◆ **PROBLEM STATEMENT**
Images in the data are to be skipped, while every line is restated exactly as written.

Dataset entries:
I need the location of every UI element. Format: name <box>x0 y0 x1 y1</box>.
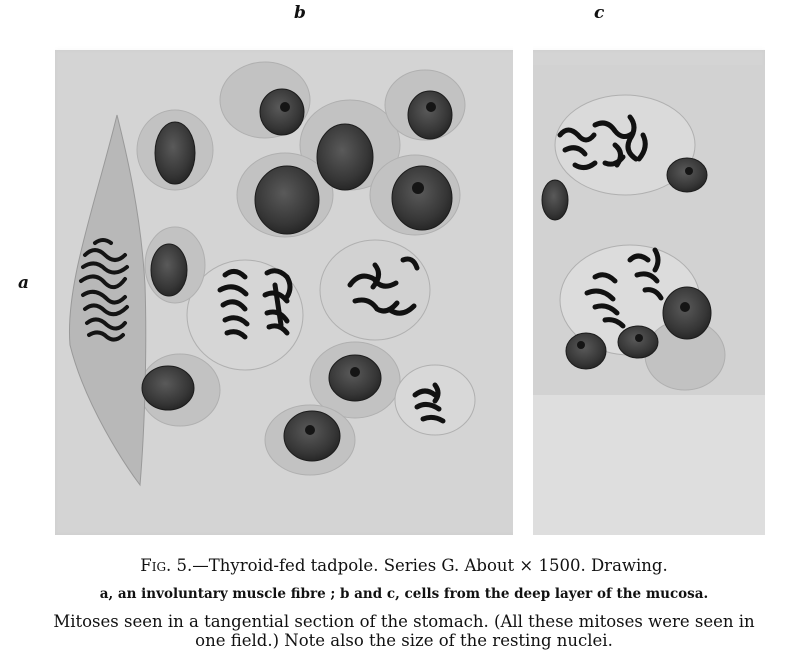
panel-gap <box>513 45 533 535</box>
panel-label-c: c <box>594 3 605 23</box>
figure-caption-line-3a: Mitoses seen in a tangential section of the stomach. (All these mitoses were seen in <box>53 612 755 631</box>
micrograph-drawing <box>55 45 765 535</box>
figure-caption-line-2: a, an involuntary muscle fibre ; b and c, cells from the deep layer of the mucosa. <box>99 586 709 602</box>
figure-caption-line-3b: one field.) Note also the size of the resting nuclei. <box>195 631 613 650</box>
panel-label-a: a <box>18 273 30 293</box>
figure-label: Fig. 5. <box>140 556 193 575</box>
figure-caption-line-1 <box>0 556 808 575</box>
panel-label-b: b <box>294 3 306 23</box>
figure-caption-line-3 <box>0 612 808 650</box>
figure-caption-title: —Thyroid-fed tadpole. Series G. About × 1500. Drawing. <box>192 556 668 575</box>
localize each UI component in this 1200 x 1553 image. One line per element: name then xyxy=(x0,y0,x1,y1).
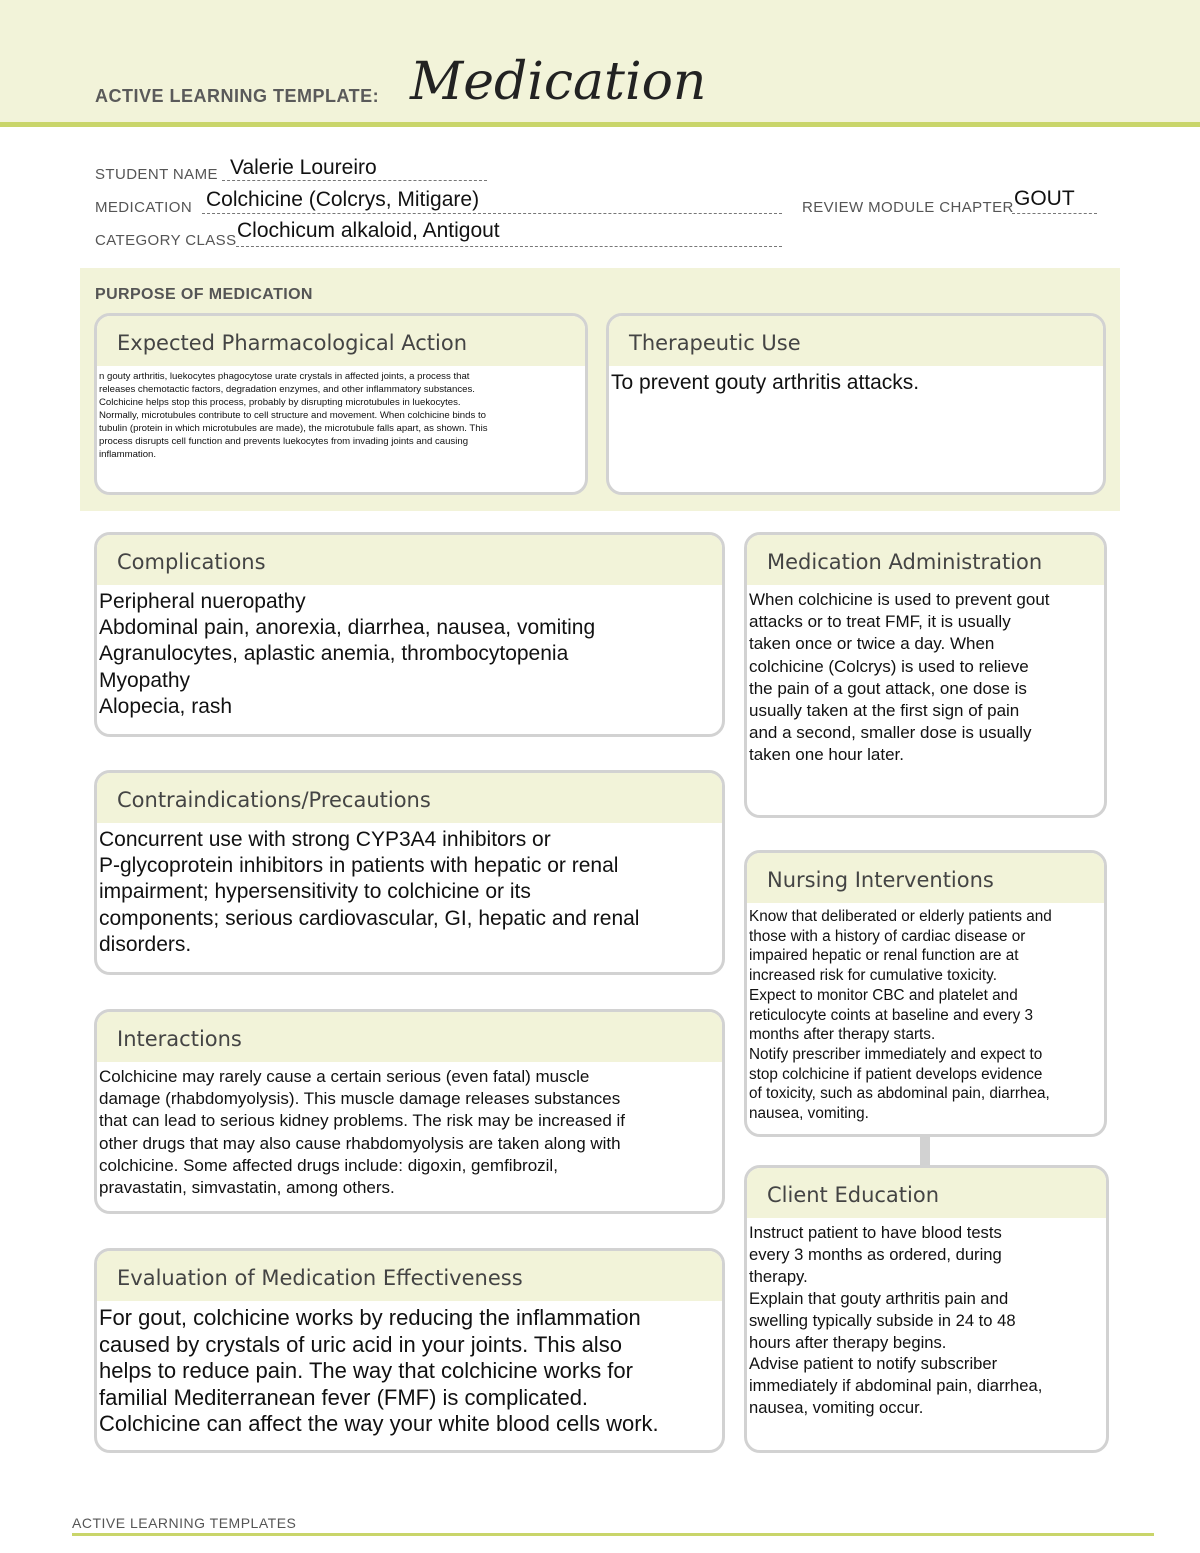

◆ **COMPLETED TASK**
I need the location of every UI element. Format: name <box>x0 y0 x1 y1</box>.
panel-gap <box>513 45 533 535</box>
panel-label-c: c <box>594 3 605 23</box>
figure-caption-line-3a: Mitoses seen in a tangential section of the stomach. (All these mitoses were seen in <box>53 612 755 631</box>
micrograph-drawing <box>55 45 765 535</box>
figure-caption-line-2: a, an involuntary muscle fibre ; b and c, cells from the deep layer of the mucosa. <box>99 586 709 602</box>
figure-caption-line-3b: one field.) Note also the size of the resting nuclei. <box>195 631 613 650</box>
panel-label-a: a <box>18 273 30 293</box>
figure-label: Fig. 5. <box>140 556 193 575</box>
figure-caption-line-1 <box>0 556 808 575</box>
panel-label-b: b <box>294 3 306 23</box>
figure-caption-line-3 <box>0 612 808 650</box>
figure-caption-title: —Thyroid-fed tadpole. Series G. About × 1500. Drawing. <box>192 556 668 575</box>
localize each UI component in this 1200 x 1553 image. One line per element: name then xyxy=(x0,y0,x1,y1).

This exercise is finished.